Task to complete:
Search the data for the word "dark" and copy every line where it occurs.

[Collected data entries]
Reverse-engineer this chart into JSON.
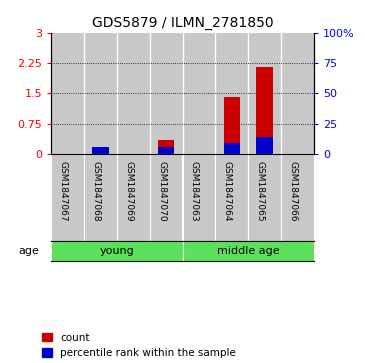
{
  "title": "GDS5879 / ILMN_2781850",
  "samples": [
    "GSM1847067",
    "GSM1847068",
    "GSM1847069",
    "GSM1847070",
    "GSM1847063",
    "GSM1847064",
    "GSM1847065",
    "GSM1847066"
  ],
  "groups": [
    {
      "label": "young",
      "start": 0,
      "end": 4,
      "color": "#5ae05a"
    },
    {
      "label": "middle age",
      "start": 4,
      "end": 8,
      "color": "#5ae05a"
    }
  ],
  "count_values": [
    0.0,
    0.18,
    0.0,
    0.35,
    0.0,
    1.42,
    2.15,
    0.0
  ],
  "percentile_values": [
    0.0,
    6.0,
    0.0,
    6.0,
    0.0,
    9.0,
    14.0,
    0.0
  ],
  "count_color": "#cc0000",
  "percentile_color": "#0000cc",
  "left_ylim": [
    0,
    3
  ],
  "right_ylim": [
    0,
    100
  ],
  "left_yticks": [
    0,
    0.75,
    1.5,
    2.25,
    3
  ],
  "right_yticks": [
    0,
    25,
    50,
    75,
    100
  ],
  "left_yticklabels": [
    "0",
    "0.75",
    "1.5",
    "2.25",
    "3"
  ],
  "right_yticklabels": [
    "0",
    "25",
    "50",
    "75",
    "100%"
  ],
  "bar_width": 0.5,
  "group_label": "age",
  "background_color": "#ffffff",
  "bar_bg_color": "#c8c8c8",
  "label_box_color": "#c8c8c8",
  "legend_count": "count",
  "legend_percentile": "percentile rank within the sample"
}
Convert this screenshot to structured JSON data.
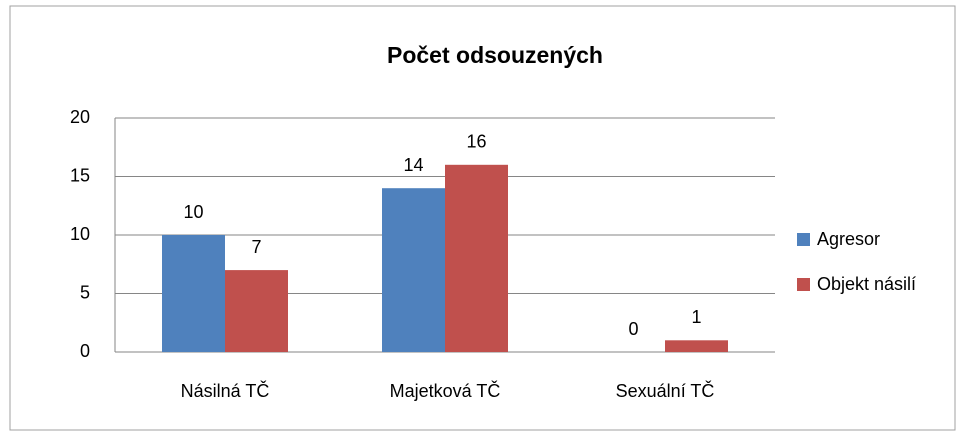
{
  "chart_data": {
    "type": "bar",
    "title": "Počet odsouzených",
    "categories": [
      "Násilná TČ",
      "Majetková TČ",
      "Sexuální TČ"
    ],
    "series": [
      {
        "name": "Agresor",
        "color": "#4f81bd",
        "values": [
          10,
          14,
          0
        ]
      },
      {
        "name": "Objekt násilí",
        "color": "#c0504d",
        "values": [
          7,
          16,
          1
        ]
      }
    ],
    "ylim": [
      0,
      20
    ],
    "yticks": [
      0,
      5,
      10,
      15,
      20
    ],
    "grid": true,
    "legend": "right"
  }
}
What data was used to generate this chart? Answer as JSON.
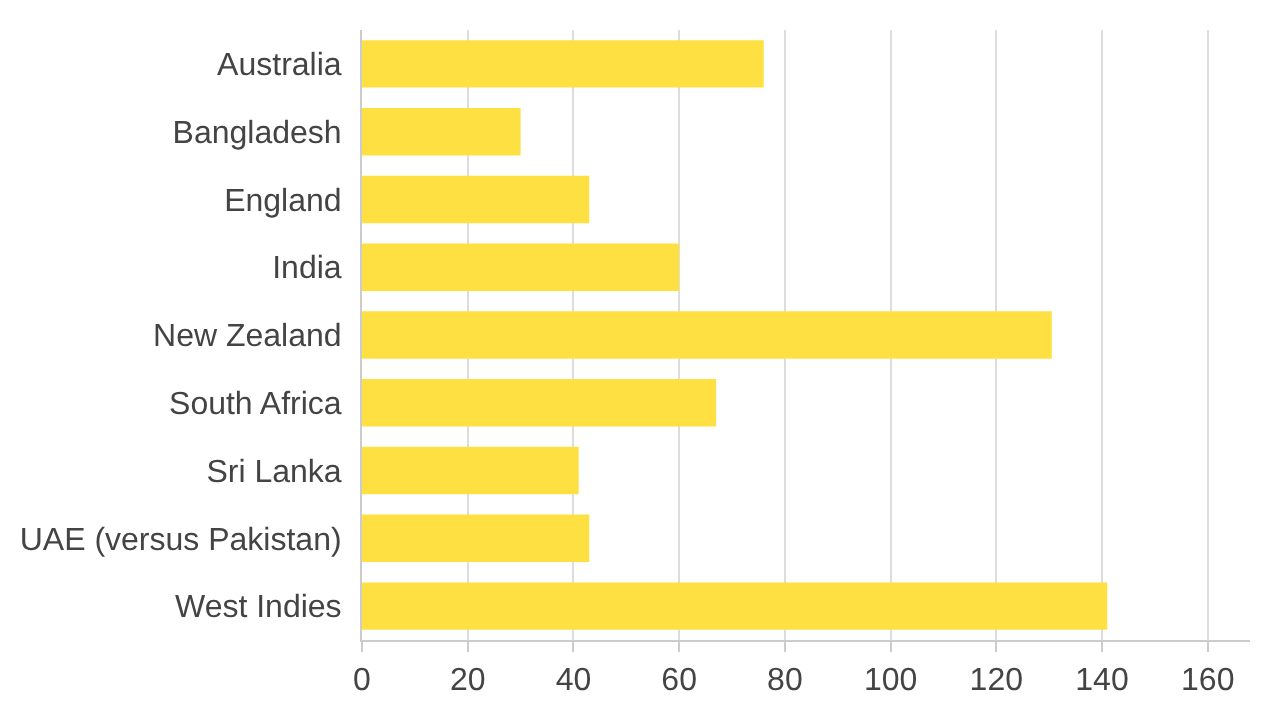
{
  "chart_data": {
    "type": "bar",
    "orientation": "horizontal",
    "categories": [
      "Australia",
      "Bangladesh",
      "England",
      "India",
      "New Zealand",
      "South Africa",
      "Sri Lanka",
      "UAE (versus Pakistan)",
      "West Indies"
    ],
    "values": [
      76,
      30,
      43,
      60,
      130.5,
      67,
      41,
      43,
      141
    ],
    "color": "#ffe042",
    "xlim": [
      0,
      168
    ],
    "xticks": [
      0,
      20,
      40,
      60,
      80,
      100,
      120,
      140,
      160
    ],
    "grid": "x"
  }
}
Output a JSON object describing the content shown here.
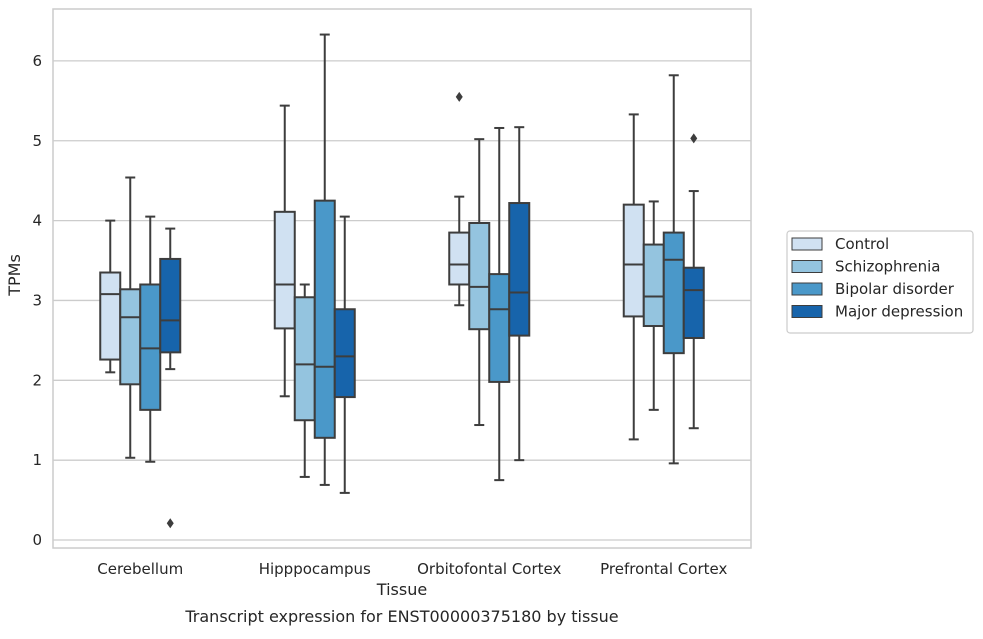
{
  "chart_data": {
    "type": "box",
    "caption": "Transcript expression for ENST00000375180 by tissue",
    "xlabel": "Tissue",
    "ylabel": "TPMs",
    "ylim": [
      -0.1,
      6.65
    ],
    "yticks": [
      0,
      1,
      2,
      3,
      4,
      5,
      6
    ],
    "grid": true,
    "legend_position": "right",
    "categories": [
      "Cerebellum",
      "Hipppocampus",
      "Orbitofontal Cortex",
      "Prefrontal Cortex"
    ],
    "series": [
      {
        "name": "Control",
        "color": "#d0e1f2",
        "boxes": [
          {
            "whislo": 2.1,
            "q1": 2.26,
            "med": 3.08,
            "q3": 3.35,
            "whishi": 4.0,
            "fliers": []
          },
          {
            "whislo": 1.8,
            "q1": 2.65,
            "med": 3.2,
            "q3": 4.11,
            "whishi": 5.44,
            "fliers": []
          },
          {
            "whislo": 2.94,
            "q1": 3.2,
            "med": 3.45,
            "q3": 3.85,
            "whishi": 4.3,
            "fliers": [
              5.55
            ]
          },
          {
            "whislo": 1.26,
            "q1": 2.8,
            "med": 3.45,
            "q3": 4.2,
            "whishi": 5.33,
            "fliers": []
          }
        ]
      },
      {
        "name": "Schizophrenia",
        "color": "#94c4df",
        "boxes": [
          {
            "whislo": 1.03,
            "q1": 1.95,
            "med": 2.79,
            "q3": 3.14,
            "whishi": 4.54,
            "fliers": []
          },
          {
            "whislo": 0.79,
            "q1": 1.5,
            "med": 2.2,
            "q3": 3.04,
            "whishi": 3.2,
            "fliers": []
          },
          {
            "whislo": 1.44,
            "q1": 2.64,
            "med": 3.17,
            "q3": 3.97,
            "whishi": 5.02,
            "fliers": []
          },
          {
            "whislo": 1.63,
            "q1": 2.68,
            "med": 3.05,
            "q3": 3.7,
            "whishi": 4.24,
            "fliers": []
          }
        ]
      },
      {
        "name": "Bipolar disorder",
        "color": "#4a98c9",
        "boxes": [
          {
            "whislo": 0.98,
            "q1": 1.63,
            "med": 2.4,
            "q3": 3.2,
            "whishi": 4.05,
            "fliers": []
          },
          {
            "whislo": 0.69,
            "q1": 1.28,
            "med": 2.17,
            "q3": 4.25,
            "whishi": 6.33,
            "fliers": []
          },
          {
            "whislo": 0.75,
            "q1": 1.98,
            "med": 2.89,
            "q3": 3.33,
            "whishi": 5.16,
            "fliers": []
          },
          {
            "whislo": 0.96,
            "q1": 2.34,
            "med": 3.51,
            "q3": 3.85,
            "whishi": 5.82,
            "fliers": []
          }
        ]
      },
      {
        "name": "Major depression",
        "color": "#1764ab",
        "boxes": [
          {
            "whislo": 2.14,
            "q1": 2.35,
            "med": 2.75,
            "q3": 3.52,
            "whishi": 3.9,
            "fliers": [
              0.21
            ]
          },
          {
            "whislo": 0.59,
            "q1": 1.79,
            "med": 2.3,
            "q3": 2.89,
            "whishi": 4.05,
            "fliers": []
          },
          {
            "whislo": 1.0,
            "q1": 2.56,
            "med": 3.1,
            "q3": 4.22,
            "whishi": 5.17,
            "fliers": []
          },
          {
            "whislo": 1.4,
            "q1": 2.53,
            "med": 3.13,
            "q3": 3.41,
            "whishi": 4.37,
            "fliers": [
              5.03
            ]
          }
        ]
      }
    ]
  }
}
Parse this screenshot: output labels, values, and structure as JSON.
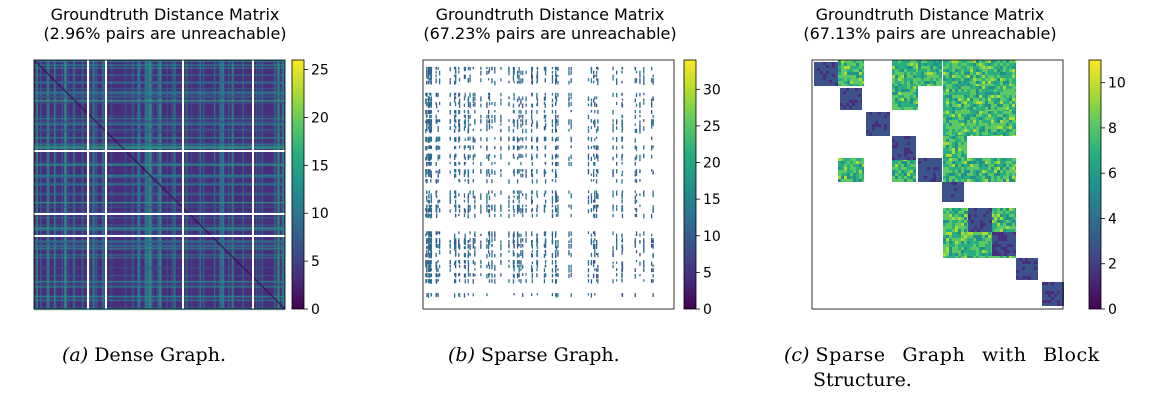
{
  "colormap": [
    "#440154",
    "#472d7b",
    "#3b528b",
    "#2c728e",
    "#21918c",
    "#28ae80",
    "#5ec962",
    "#addc30",
    "#fde725"
  ],
  "panels": [
    {
      "title_line1": "Groundtruth Distance Matrix",
      "title_line2": "(2.96% pairs are unreachable)",
      "caption_letter": "(a)",
      "caption_text": "Dense Graph.",
      "caption_text2": ""
    },
    {
      "title_line1": "Groundtruth Distance Matrix",
      "title_line2": "(67.23% pairs are unreachable)",
      "caption_letter": "(b)",
      "caption_text": "Sparse Graph.",
      "caption_text2": ""
    },
    {
      "title_line1": "Groundtruth Distance Matrix",
      "title_line2": "(67.13% pairs are unreachable)",
      "caption_letter": "(c)",
      "caption_text": "Sparse Graph with Block",
      "caption_text2": "Structure."
    }
  ],
  "chart_data": [
    {
      "type": "heatmap",
      "title": "Groundtruth Distance Matrix (2.96% pairs are unreachable)",
      "description_of_pattern": "dense matrix, mostly low distances (dark) with lighter teal/green horizontal and vertical stripes; a few white full-width/height lines mark unreachable nodes",
      "colorbar": {
        "min": 0,
        "max": 26,
        "ticks": [
          0,
          5,
          10,
          15,
          20,
          25
        ]
      },
      "unreachable_fraction_percent": 2.96
    },
    {
      "type": "heatmap",
      "title": "Groundtruth Distance Matrix (67.23% pairs are unreachable)",
      "description_of_pattern": "mostly white (unreachable) with scattered short mid-blue dashes concentrated toward the left and top",
      "colorbar": {
        "min": 0,
        "max": 34,
        "ticks": [
          0,
          5,
          10,
          15,
          20,
          25,
          30
        ]
      },
      "unreachable_fraction_percent": 67.23
    },
    {
      "type": "heatmap",
      "title": "Groundtruth Distance Matrix (67.13% pairs are unreachable)",
      "description_of_pattern": "block structure: dark blue blocks along the diagonal, green off-diagonal blocks, white elsewhere",
      "colorbar": {
        "min": 0,
        "max": 11,
        "ticks": [
          0,
          2,
          4,
          6,
          8,
          10
        ]
      },
      "unreachable_fraction_percent": 67.13
    }
  ]
}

Response to the exercise:
      "description_of_pattern": "dense matrix, mostly low distances (dark) with lighter teal/green horizontal and vertical stripes; a few white full-width/height lines mark unreachable nodes",
      "description_of_pattern": "block structure: dark blue blocks along the diagonal, green off-diagonal blocks, white elsewhere",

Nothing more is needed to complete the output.